--- BEGIN ---

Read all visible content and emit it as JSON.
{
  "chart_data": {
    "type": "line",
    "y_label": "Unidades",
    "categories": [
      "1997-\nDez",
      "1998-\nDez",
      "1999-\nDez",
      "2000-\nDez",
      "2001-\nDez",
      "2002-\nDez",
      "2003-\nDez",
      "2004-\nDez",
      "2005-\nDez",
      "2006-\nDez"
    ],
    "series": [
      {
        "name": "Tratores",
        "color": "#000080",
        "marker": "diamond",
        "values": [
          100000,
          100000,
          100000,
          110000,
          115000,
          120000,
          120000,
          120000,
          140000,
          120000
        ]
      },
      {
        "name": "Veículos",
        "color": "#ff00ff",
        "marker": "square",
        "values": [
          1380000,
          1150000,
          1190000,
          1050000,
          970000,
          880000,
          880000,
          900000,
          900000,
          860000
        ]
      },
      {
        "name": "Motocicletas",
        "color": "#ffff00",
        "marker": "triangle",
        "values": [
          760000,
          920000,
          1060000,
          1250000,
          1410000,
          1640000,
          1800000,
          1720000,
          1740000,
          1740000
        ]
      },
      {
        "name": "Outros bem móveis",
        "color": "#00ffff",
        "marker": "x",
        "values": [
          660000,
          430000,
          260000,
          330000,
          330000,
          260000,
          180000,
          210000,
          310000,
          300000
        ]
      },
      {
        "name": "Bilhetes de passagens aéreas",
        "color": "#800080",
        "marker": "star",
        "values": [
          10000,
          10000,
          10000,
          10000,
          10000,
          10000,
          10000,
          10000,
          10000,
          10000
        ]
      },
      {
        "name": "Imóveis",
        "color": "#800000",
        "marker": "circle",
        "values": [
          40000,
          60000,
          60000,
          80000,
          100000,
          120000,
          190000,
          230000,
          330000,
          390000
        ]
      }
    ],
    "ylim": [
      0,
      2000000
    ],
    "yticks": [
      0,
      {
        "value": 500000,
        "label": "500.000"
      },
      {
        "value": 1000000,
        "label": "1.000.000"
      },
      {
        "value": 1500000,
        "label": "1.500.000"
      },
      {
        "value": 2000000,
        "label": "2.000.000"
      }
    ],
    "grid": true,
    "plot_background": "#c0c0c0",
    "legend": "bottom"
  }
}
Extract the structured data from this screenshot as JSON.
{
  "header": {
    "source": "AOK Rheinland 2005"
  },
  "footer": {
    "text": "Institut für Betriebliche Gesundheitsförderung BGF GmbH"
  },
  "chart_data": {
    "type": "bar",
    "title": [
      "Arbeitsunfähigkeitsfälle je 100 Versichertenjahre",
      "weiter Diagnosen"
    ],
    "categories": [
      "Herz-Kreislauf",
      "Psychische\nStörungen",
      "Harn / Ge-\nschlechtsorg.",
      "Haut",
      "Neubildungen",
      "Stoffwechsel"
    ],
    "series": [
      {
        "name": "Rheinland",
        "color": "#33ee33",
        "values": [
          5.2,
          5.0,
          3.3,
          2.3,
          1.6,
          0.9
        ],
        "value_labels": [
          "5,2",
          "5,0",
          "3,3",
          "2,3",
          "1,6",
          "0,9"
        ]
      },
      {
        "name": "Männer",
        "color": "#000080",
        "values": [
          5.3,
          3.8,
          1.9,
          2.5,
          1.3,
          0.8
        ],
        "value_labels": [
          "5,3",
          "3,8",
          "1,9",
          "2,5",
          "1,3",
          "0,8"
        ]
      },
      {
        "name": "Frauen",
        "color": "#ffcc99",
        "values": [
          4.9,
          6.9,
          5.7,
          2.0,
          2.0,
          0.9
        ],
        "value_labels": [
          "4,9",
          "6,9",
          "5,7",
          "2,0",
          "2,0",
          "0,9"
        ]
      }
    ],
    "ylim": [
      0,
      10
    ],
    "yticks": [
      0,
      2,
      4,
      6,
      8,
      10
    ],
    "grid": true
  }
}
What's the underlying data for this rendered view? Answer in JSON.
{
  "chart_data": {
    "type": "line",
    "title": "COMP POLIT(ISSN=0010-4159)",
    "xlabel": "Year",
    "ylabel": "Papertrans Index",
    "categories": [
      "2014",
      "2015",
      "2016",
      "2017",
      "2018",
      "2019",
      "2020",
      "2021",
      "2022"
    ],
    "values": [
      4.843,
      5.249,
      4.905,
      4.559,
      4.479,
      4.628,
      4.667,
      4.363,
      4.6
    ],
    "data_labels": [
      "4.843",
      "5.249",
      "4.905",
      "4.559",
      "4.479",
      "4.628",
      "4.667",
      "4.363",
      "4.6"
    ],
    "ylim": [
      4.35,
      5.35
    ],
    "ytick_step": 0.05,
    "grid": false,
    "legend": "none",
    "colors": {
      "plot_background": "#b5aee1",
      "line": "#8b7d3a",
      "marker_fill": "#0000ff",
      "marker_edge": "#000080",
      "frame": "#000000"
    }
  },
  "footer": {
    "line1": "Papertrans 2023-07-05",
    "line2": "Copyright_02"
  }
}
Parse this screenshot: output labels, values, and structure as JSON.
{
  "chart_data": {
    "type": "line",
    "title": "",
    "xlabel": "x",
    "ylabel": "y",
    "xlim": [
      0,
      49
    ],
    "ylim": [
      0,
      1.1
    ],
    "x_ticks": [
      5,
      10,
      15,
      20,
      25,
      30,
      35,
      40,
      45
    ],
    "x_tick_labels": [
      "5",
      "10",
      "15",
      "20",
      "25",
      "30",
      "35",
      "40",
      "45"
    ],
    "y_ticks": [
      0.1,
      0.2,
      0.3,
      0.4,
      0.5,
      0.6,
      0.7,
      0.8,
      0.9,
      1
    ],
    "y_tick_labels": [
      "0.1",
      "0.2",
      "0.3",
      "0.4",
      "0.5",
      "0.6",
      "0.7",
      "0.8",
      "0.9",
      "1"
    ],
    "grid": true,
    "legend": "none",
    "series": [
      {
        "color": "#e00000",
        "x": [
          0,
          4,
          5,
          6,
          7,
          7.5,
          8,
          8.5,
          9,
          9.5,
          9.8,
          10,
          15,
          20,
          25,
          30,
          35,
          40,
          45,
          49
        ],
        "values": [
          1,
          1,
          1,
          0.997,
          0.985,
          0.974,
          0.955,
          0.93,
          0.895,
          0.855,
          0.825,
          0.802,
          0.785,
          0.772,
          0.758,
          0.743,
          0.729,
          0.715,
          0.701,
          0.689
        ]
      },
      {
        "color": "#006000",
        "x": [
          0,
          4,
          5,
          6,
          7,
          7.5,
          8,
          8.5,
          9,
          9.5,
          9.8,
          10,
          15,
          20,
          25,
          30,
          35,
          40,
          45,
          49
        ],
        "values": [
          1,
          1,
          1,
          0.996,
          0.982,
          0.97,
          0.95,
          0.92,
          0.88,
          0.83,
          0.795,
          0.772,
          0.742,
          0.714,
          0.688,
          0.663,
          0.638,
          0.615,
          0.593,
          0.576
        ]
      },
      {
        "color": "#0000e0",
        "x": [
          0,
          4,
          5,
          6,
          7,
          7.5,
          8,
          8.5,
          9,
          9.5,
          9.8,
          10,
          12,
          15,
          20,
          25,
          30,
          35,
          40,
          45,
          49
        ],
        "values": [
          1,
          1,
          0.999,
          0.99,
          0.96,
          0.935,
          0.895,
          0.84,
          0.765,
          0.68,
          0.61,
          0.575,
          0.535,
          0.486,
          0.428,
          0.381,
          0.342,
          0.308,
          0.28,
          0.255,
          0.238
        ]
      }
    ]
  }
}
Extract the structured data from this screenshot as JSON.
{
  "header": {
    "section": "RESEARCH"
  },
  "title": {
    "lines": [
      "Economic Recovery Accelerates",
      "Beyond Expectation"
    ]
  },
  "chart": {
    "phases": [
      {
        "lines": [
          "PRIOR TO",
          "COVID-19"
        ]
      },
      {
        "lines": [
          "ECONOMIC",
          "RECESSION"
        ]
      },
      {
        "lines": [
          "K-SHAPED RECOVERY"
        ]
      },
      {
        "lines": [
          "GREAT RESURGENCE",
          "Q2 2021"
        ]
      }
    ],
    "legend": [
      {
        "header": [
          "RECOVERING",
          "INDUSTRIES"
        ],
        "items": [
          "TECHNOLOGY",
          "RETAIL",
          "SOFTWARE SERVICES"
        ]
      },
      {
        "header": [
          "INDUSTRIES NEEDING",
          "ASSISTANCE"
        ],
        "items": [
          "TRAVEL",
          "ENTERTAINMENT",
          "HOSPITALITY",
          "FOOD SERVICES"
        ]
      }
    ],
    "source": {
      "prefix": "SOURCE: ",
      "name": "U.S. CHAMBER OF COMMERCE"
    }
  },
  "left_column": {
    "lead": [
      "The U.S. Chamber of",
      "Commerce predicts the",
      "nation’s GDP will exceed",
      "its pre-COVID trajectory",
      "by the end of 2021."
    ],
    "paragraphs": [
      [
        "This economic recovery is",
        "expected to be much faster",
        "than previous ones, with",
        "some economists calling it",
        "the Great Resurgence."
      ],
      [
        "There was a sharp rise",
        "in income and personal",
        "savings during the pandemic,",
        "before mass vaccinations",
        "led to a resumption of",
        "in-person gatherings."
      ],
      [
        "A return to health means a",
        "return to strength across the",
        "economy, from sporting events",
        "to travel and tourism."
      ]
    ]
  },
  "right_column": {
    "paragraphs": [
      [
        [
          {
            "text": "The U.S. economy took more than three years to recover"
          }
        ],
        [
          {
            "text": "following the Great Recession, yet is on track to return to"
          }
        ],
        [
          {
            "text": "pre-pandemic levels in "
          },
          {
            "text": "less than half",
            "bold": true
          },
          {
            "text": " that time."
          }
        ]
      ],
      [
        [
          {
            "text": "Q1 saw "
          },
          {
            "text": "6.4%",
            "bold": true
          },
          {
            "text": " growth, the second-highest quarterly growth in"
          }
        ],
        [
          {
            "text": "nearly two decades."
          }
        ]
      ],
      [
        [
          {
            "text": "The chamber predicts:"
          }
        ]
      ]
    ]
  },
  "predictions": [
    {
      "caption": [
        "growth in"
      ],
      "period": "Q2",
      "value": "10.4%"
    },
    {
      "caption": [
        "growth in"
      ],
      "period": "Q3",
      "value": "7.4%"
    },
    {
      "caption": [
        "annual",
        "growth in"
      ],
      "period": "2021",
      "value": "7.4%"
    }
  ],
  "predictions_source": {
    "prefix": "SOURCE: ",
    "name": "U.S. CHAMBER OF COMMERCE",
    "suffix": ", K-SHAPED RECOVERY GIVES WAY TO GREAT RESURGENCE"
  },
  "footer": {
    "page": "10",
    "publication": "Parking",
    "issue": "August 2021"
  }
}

--- END ---

Problem to work on:
Filter the entries down to the lines with the word "than" in them.

The solution:
        "than previous ones, with",
            "text": "The U.S. economy took more than three years to recover"
            "text": "less than half",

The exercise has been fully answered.